--- WHAT IS NEEDED ---
Select all lines with the string "page" in them, and copy those lines.

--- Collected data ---
○ ○ ○
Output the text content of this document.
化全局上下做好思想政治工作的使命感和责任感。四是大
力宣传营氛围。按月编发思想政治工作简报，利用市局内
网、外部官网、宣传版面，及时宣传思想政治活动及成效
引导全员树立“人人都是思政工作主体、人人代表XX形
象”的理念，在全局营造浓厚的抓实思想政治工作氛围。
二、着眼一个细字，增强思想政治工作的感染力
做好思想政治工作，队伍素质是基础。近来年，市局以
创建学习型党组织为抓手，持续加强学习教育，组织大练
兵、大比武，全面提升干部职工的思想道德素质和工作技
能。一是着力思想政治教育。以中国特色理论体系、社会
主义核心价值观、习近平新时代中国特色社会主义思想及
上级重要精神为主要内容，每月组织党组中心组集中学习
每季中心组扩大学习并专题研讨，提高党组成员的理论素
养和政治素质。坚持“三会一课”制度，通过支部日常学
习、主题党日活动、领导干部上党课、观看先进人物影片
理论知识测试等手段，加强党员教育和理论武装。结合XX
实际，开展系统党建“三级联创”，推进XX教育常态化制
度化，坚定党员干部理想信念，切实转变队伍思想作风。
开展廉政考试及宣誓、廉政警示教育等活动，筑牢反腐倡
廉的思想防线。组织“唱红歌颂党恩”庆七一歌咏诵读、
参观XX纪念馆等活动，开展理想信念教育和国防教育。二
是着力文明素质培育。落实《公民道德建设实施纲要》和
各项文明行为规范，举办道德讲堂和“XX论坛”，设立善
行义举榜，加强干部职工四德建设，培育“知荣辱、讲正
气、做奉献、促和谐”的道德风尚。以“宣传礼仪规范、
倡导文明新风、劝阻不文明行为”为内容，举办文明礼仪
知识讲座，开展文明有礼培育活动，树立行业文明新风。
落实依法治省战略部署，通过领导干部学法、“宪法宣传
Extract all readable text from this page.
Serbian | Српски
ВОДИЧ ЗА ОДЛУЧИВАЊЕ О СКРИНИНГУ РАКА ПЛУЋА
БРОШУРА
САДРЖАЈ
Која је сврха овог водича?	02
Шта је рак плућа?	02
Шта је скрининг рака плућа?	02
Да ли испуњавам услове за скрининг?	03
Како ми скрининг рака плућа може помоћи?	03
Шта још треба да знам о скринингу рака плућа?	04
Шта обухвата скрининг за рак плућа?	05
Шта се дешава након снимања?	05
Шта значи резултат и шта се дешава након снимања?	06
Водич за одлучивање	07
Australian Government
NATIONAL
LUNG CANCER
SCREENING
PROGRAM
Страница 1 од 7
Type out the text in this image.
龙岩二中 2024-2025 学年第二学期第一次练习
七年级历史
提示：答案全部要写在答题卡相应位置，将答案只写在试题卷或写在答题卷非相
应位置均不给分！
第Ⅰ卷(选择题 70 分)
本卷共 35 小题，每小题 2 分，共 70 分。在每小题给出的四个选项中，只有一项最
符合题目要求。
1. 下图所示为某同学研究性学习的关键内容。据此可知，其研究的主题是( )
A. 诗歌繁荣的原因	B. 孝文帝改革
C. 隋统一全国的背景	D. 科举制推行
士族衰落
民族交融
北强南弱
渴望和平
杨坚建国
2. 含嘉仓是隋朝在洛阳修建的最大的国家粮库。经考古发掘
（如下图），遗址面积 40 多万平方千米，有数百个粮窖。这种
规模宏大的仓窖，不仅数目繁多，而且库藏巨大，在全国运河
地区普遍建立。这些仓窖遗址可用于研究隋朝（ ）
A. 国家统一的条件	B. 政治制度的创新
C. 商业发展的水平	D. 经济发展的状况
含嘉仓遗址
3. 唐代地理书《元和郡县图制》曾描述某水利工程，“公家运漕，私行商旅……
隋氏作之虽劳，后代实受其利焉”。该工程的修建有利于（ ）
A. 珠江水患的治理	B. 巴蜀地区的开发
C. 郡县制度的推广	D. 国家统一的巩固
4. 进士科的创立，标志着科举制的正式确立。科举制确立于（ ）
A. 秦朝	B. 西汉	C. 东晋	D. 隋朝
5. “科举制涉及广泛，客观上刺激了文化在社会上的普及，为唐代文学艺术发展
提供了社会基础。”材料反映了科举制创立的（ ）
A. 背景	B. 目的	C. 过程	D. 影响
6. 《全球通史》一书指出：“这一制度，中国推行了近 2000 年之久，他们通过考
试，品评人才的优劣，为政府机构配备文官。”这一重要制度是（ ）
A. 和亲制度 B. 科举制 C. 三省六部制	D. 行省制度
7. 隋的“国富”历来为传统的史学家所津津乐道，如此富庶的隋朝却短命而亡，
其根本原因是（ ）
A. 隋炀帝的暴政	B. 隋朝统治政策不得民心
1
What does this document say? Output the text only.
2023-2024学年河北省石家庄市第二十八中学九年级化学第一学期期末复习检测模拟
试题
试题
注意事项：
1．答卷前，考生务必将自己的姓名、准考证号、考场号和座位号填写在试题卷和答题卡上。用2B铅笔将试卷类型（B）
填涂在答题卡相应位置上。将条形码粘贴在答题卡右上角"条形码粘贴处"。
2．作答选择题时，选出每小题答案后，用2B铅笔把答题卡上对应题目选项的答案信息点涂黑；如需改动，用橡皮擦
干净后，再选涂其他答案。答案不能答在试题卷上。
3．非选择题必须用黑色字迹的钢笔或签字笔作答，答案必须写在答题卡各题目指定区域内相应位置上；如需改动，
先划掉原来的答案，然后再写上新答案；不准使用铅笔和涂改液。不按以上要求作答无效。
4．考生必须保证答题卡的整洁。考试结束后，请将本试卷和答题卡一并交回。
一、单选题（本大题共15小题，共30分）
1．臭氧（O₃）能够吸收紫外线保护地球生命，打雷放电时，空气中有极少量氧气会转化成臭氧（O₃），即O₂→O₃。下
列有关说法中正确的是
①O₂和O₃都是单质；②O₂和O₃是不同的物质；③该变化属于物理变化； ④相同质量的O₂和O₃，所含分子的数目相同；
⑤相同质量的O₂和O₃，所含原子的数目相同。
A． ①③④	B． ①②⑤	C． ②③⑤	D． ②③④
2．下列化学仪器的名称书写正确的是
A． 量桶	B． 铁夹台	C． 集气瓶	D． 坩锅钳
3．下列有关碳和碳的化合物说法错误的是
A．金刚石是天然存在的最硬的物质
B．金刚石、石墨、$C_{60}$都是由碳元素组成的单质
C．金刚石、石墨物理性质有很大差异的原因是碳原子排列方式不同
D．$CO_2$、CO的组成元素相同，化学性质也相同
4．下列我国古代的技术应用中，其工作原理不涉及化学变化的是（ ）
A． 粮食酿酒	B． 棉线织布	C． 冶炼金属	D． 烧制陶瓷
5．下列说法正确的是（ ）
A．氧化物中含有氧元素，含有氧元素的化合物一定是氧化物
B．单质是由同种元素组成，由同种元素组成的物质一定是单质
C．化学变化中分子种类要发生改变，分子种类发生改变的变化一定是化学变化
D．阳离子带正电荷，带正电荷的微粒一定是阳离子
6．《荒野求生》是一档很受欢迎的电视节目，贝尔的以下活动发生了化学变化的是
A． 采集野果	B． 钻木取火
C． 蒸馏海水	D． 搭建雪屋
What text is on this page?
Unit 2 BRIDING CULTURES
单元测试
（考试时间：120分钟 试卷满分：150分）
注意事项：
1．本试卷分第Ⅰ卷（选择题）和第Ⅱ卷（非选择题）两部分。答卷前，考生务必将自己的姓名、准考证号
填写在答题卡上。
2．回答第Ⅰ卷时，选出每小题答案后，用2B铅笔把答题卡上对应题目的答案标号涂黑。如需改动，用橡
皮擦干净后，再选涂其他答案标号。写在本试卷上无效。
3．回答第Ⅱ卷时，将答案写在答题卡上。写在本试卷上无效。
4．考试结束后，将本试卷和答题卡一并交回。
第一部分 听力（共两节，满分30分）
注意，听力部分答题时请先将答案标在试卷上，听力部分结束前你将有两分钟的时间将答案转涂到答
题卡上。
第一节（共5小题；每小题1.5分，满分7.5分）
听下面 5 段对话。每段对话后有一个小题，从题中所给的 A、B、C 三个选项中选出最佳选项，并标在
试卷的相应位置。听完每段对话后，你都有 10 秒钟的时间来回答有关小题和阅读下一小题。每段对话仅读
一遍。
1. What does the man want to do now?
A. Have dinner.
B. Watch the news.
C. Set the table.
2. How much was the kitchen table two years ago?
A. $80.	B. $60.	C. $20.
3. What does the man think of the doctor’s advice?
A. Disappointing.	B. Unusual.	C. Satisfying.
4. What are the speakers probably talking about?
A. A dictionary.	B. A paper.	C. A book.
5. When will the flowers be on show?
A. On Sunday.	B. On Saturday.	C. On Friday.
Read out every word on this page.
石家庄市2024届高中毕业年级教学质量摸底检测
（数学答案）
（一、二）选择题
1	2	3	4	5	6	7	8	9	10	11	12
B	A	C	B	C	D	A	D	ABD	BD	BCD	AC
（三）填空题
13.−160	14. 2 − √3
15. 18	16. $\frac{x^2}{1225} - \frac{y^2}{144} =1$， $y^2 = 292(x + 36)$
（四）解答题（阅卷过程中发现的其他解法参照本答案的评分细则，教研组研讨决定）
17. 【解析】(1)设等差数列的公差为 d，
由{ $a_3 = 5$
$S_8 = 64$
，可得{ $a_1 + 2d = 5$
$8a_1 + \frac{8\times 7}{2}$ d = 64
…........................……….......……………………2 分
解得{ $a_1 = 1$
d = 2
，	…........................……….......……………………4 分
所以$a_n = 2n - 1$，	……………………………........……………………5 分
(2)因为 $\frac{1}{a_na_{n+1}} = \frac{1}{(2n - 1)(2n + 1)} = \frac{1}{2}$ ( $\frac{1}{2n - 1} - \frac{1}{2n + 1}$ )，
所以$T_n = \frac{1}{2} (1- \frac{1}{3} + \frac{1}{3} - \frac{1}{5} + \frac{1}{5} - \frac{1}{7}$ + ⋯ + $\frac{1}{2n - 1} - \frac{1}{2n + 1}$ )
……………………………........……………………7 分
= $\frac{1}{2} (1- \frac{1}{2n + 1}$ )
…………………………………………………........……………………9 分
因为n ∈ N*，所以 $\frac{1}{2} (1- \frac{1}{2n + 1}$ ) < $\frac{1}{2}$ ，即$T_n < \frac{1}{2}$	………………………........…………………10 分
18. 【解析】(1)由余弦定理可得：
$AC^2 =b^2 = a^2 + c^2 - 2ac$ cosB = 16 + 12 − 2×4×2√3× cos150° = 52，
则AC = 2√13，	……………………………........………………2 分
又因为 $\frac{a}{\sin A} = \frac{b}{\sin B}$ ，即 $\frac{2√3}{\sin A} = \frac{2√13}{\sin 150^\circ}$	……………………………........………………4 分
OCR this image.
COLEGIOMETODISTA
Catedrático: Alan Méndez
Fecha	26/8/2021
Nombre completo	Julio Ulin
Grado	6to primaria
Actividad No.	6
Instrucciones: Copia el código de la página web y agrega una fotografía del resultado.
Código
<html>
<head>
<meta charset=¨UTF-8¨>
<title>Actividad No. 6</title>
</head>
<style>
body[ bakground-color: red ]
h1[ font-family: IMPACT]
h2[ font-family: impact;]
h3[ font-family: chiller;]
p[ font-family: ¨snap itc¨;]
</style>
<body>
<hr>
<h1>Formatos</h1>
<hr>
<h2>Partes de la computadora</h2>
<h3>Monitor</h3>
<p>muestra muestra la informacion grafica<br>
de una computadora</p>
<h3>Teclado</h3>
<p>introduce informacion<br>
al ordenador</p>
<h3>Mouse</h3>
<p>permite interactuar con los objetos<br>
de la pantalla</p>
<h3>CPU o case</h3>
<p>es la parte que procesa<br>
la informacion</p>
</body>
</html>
○ ○ ○
--- SOLVED PROBLEM ---
Extract all readable text from this page.
What text is on this page?
Read out every word on this page.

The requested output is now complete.